[START OF PROVIDED DATA]

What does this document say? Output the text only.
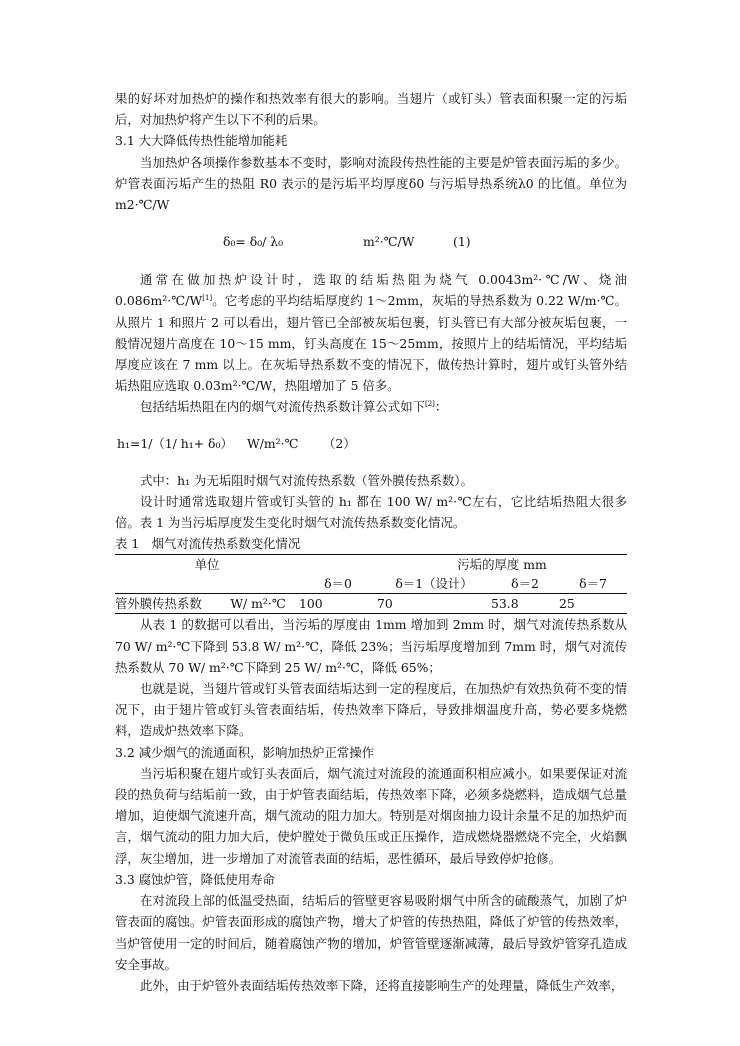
果的好坏对加热炉的操作和热效率有很大的影响。当翅片（或钉头）管表面积聚一定的污垢后，对加热炉将产生以下不利的后果。

3.1 大大降低传热性能增加能耗

当加热炉各项操作参数基本不变时，影响对流段传热性能的主要是炉管表面污垢的多少。炉管表面污垢产生的热阻 R0 表示的是污垢平均厚度δ0 与污垢导热系统λ0 的比值。单位为 m2·℃/W

δ₀= δ₀/ λ₀	m²·℃/W	(1)

通常在做加热炉设计时，选取的结垢热阻为烧气 0.0043m²·℃/W、烧油 0.086m²·℃/W[1]。它考虑的平均结垢厚度约 1～2mm，灰垢的导热系数为 0.22 W/m·℃。从照片 1 和照片 2 可以看出，翅片管已全部被灰垢包裹，钉头管已有大部分被灰垢包裹，一般情况翅片高度在 10～15 mm，钉头高度在 15～25mm，按照片上的结垢情况，平均结垢厚度应该在 7 mm 以上。在灰垢导热系数不变的情况下，做传热计算时，翅片或钉头管外结垢热阻应选取 0.03m²·℃/W，热阻增加了 5 倍多。

包括结垢热阻在内的烟气对流传热系数计算公式如下[2]：

h₁=1/（1/ h₁+ δ₀）	W/m²·℃	（2）

式中：h₁ 为无垢阻时烟气对流传热系数（管外膜传热系数）。

设计时通常选取翅片管或钉头管的 h₁ 都在 100 W/ m²·℃左右，它比结垢热阻大很多倍。表 1 为当污垢厚度发生变化时烟气对流传热系数变化情况。

表 1　烟气对流传热系数变化情况

单位			污垢的厚度 mm		
		δ＝0	δ＝1（设计）	δ＝2	δ＝7
管外膜传热系数	W/ m²·℃	100	70	53.8	25

从表 1 的数据可以看出，当污垢的厚度由 1mm 增加到 2mm 时，烟气对流传热系数从 70 W/ m²·℃下降到 53.8 W/ m²·℃，降低 23%；当污垢厚度增加到 7mm 时，烟气对流传热系数从 70 W/ m²·℃下降到 25 W/ m²·℃，降低 65%；

也就是说，当翅片管或钉头管表面结垢达到一定的程度后，在加热炉有效热负荷不变的情况下，由于翅片管或钉头管表面结垢，传热效率下降后，导致排烟温度升高，势必要多烧燃料，造成炉热效率下降。

3.2 减少烟气的流通面积，影响加热炉正常操作

当污垢积聚在翅片或钉头表面后，烟气流过对流段的流通面积相应减小。如果要保证对流段的热负荷与结垢前一致，由于炉管表面结垢，传热效率下降，必须多烧燃料，造成烟气总量增加，迫使烟气流速升高，烟气流动的阻力加大。特别是对烟囱抽力设计余量不足的加热炉而言，烟气流动的阻力加大后，使炉膛处于微负压或正压操作，造成燃烧器燃烧不完全，火焰飘浮，灰尘增加，进一步增加了对流管表面的结垢，恶性循环，最后导致停炉抢修。

3.3 腐蚀炉管，降低使用寿命

在对流段上部的低温受热面，结垢后的管壁更容易吸附烟气中所含的硫酸蒸气，加剧了炉管表面的腐蚀。炉管表面形成的腐蚀产物，增大了炉管的传热热阻，降低了炉管的传热效率，当炉管使用一定的时间后，随着腐蚀产物的增加，炉管管壁逐渐减薄，最后导致炉管穿孔造成安全事故。

此外，由于炉管外表面结垢传热效率下降，还将直接影响生产的处理量，降低生产效率，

[END OF PROVIDED DATA]

• WHAT YOU ARE ASKED TO DO:
Gather up every line from the listing above in which the word "管外膜传热系数" occurs.

• CORRECT RESULT:
式中：h₁ 为无垢阻时烟气对流传热系数（管外膜传热系数）。
管外膜传热系数	W/ m²·℃	100	70	53.8	25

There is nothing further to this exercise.